-- GIVEN TASK A --
According to the lambda calculus text, what is the fundamental operation in λ-calculus?
-- GIVEN TASK B --
Please explain why the lambda calculus text writes a dot after a lambda function's parameter name, and what that dot signals.
-- GIVEN TASK C --
Write the next few sentences of the lambda calculus text, picking up after its final sentence.

-- PAGE EXCERPT --
* * * * *

Lambda Calculus

The section on computability mentioned the Church-Turing Thesis that Turing machines fully capture our notion of what may be computed.¹ Part of the original justification for this belief is that Alan Turing showed in 1936 that his machine model was equivalent in power to another model of computation being developed at around the same time by Alonzo Church. This model is now known as the lambda calculus, and it forms the core of the theory of functional programming.

As already mentioned in the introductory section on functional programming, the symbol lambda ( $\lambda$ ) is used to indicate an anonymous function defined by an expression. For example, $\lambda x(x + 1)$ is the function that takes any argument $x$ and returns that argument plus one; in ReasonML, this would be written x => { x + 1 }. The fundamental operation in $\lambda$ -calculus is known as beta ( $\beta$ ) reduction. Given an expression that contains a $\lambda$ function applied to an argument, $\beta$ reduction allows the application to be replaced by the body of the function with the argument substituted for the variable.²

For example, $(\lambda x(x+1))(41)$ may be reduced to the expression $41+1$ . To avoid an explosion of parentheses, we will often write a lambda function with a dot after the parameter name, meaning that the body of the function extends as far as possible to the right within the surrounding expression. We will also often omit the parentheses around the argument in a function application, writing $f\;x$ instead of $f(x)$ . When a term is applied to multiple arguments we will associate the application to the left, so that $M\;N\;P$ is the same as $((M\;N)\;P)$ . With these conventions, the previous example becomes $(\lambda x.\;x+1)\;41$ .

Formally, the lambda calculus deals with terms of just three forms:

variables ( $x$ , $y$ , …),
applications ( $M\; N$ , where $M$ and $N$ are arbitrary lambda terms), and
abstractions ( $\lambda x.\;M$ , where $x$ is a variable and $M$ is a lambda term). Although the example above used additional symbols such as $+$ and $41$ , these are not necessary. The remainder of this section will show how to encode common data types and operations with lambda terms. The development is based on the Church encoding as presented in the Wikipedia article on the lambda calculus; other encodings are possible.

* * * * *

[Dataset records]
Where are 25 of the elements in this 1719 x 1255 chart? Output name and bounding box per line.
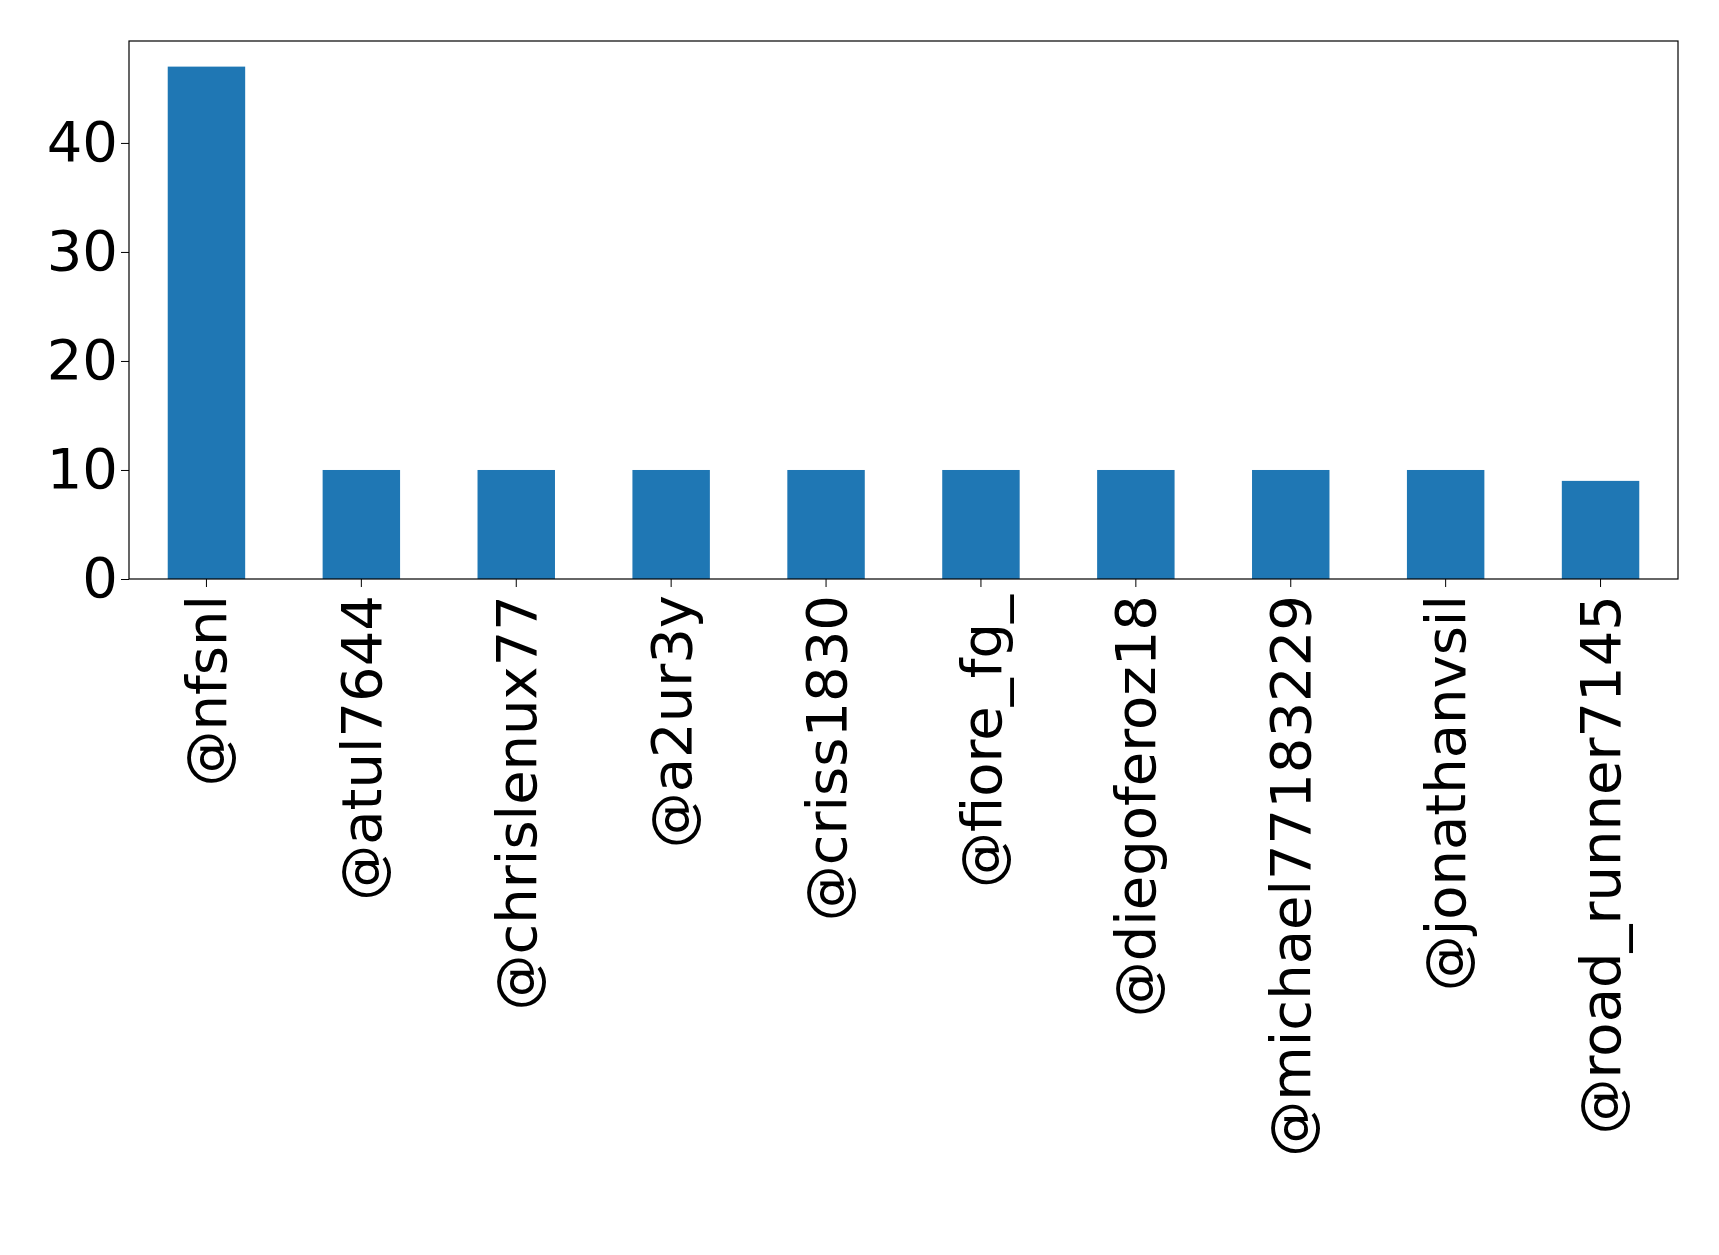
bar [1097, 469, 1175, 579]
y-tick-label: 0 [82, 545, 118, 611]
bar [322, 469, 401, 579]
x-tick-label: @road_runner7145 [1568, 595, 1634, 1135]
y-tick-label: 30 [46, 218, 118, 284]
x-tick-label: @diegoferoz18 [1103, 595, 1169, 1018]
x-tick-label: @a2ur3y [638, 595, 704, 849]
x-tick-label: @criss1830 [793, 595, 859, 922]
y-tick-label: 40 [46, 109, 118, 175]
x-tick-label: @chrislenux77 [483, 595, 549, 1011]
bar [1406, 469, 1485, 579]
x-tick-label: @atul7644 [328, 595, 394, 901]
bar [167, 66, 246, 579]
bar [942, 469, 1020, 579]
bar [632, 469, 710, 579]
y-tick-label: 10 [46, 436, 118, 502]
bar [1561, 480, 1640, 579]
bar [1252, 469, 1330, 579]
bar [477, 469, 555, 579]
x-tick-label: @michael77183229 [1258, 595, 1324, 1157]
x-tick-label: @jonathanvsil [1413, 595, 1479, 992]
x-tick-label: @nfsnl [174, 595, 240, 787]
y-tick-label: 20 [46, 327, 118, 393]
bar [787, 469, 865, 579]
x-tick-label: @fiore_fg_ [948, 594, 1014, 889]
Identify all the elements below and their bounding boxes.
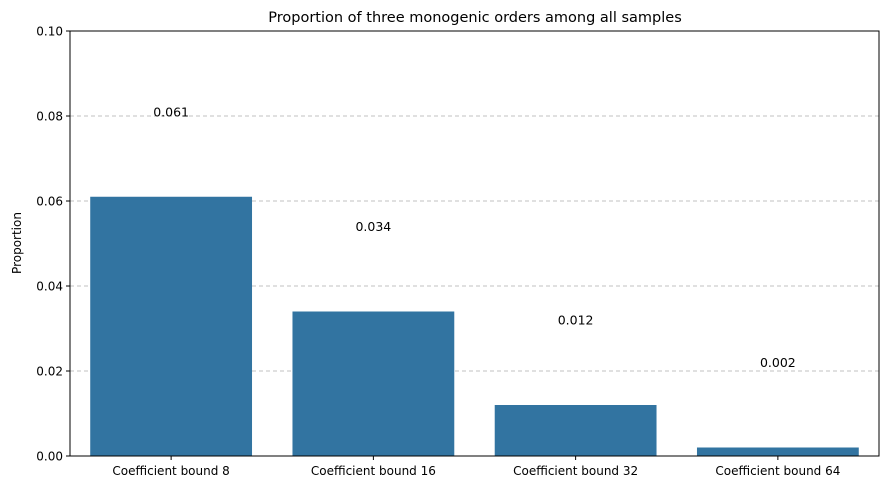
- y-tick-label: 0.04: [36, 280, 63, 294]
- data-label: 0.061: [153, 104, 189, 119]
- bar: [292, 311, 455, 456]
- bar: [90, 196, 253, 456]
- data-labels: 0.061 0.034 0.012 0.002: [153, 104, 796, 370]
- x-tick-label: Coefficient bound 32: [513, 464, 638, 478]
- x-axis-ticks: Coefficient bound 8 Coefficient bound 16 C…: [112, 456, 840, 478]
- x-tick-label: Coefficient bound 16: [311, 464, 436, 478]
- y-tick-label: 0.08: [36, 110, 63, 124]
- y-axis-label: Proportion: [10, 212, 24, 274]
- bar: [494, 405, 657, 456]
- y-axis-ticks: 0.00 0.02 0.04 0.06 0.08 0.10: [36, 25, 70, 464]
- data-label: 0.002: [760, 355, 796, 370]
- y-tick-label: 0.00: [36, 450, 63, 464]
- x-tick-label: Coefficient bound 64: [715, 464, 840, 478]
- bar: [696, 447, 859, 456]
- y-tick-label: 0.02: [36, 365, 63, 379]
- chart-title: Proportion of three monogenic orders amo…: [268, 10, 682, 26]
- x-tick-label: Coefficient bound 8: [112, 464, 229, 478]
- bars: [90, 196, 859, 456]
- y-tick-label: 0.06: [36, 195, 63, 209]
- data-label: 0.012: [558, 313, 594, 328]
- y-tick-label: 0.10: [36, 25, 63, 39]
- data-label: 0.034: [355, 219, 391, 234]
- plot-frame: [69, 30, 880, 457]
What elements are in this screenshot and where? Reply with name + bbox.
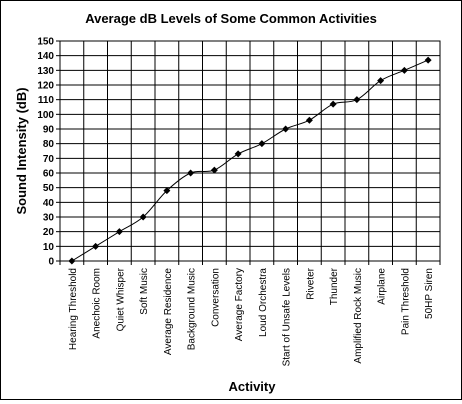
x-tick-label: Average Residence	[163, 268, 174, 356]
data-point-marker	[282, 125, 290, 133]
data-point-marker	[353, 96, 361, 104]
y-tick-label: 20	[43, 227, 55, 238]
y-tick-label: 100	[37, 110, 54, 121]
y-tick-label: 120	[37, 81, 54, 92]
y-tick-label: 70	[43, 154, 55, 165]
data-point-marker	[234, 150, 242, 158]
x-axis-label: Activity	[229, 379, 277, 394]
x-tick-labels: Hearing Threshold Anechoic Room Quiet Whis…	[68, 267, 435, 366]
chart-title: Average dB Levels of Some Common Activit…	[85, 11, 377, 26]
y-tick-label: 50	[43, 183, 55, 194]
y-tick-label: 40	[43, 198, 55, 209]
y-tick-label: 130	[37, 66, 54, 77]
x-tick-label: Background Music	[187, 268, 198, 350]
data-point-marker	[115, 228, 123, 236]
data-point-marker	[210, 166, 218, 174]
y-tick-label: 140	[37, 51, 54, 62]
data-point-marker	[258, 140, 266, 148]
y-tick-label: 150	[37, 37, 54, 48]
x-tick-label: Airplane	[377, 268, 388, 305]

* * * * *

-- TASK RESULT A --
Beta (β) reduction.

-- TASK RESULT B --
The dot is used to avoid an explosion of parentheses. It signals that the body of the function extends as far as possible to the right within the surrounding expression.

-- TASK RESULT C --
Church Numerals and Arithmetic

We may encode the natural numbers as follows:

\begin{aligned} 0&\equiv\lambda f.\lambda x.\; x\\ 1&\equiv\lambda f.\lambda x.\; f(x)\\ 2&\equiv\lambda f.\lambda x.\; f(f(x))\\ &\ldots\\ n&\equiv\lambda f.\lambda x.\; f^{(n)}(x) \end{aligned}

That is, the encoding of $n$ is a function that takes a function $f$ and a value $x$ and iteratively applies $f$ to $x$ a total of $n$ times. The successor function, $\lambda y.\;y+1$ , is then given by $\textrm{SUCC}\equiv\lambda y.\lambda f.\lambda x.\;f(y f x)$ . Using this, we may define addition by noticing that adding $y$ to $z$ is the same as taking the successor of $z$ , $y$ times:

\begin{aligned} \textrm{PLUS}&\equiv\lambda y.\lambda z.\;y\;\textrm{SUCC}\;z \end{aligned}

Similarly, since multiplication is repeated addition, we may define

\begin{aligned} \textrm{MULT}&\equiv\lambda y.\lambda z.\;y\;(\textrm{PLUS}\;z)\;0 \end{aligned}

For example,

\begin{aligned} \textrm{MULT}\;6\;7&=(\lambda y.\lambda z.\;y\;(\textrm{PLUS}\;z)\;0)\;6\;7\\ &=(\lambda z.\;6\;(\textrm{PLUS}\;z)\;0)\;7\\ &=6\;(\textrm{PLUS}\;7)\;0\\ &=(\textrm{PLUS}\;7)^{(6)}(0)\\ &=(\textrm{PLUS}\;7)^{(5)}(\textrm{PLUS}\;7\;0)\\ &=(\textrm{PLUS}\;7)^{(5)}(7)\\ &=(\textrm{PLUS}\;7)^{(4)}(14)\\ &=\cdots\\ &=\textrm{PLUS}\;7\;35\\ &=42. \end{aligned}

If we had a function PRED that computed the "predecessor" ( $\lambda x.\;x - 1$ , except the predecessor of zero is zero because we are limiting our arithmetic to the natural numbers for the moment), then we could similarly define subtraction as the iteration of PRED:

\begin{aligned} \textrm{SUB}&\equiv\lambda y.\lambda z.\;z\;\textrm{PRED}\;y \end{aligned}

Note that $\textrm{SUB}\;m\;n$ is zero whenever $m\leq n$ ; this is often called the "modified minus" or monus operation. The function PRED itself will be defined below.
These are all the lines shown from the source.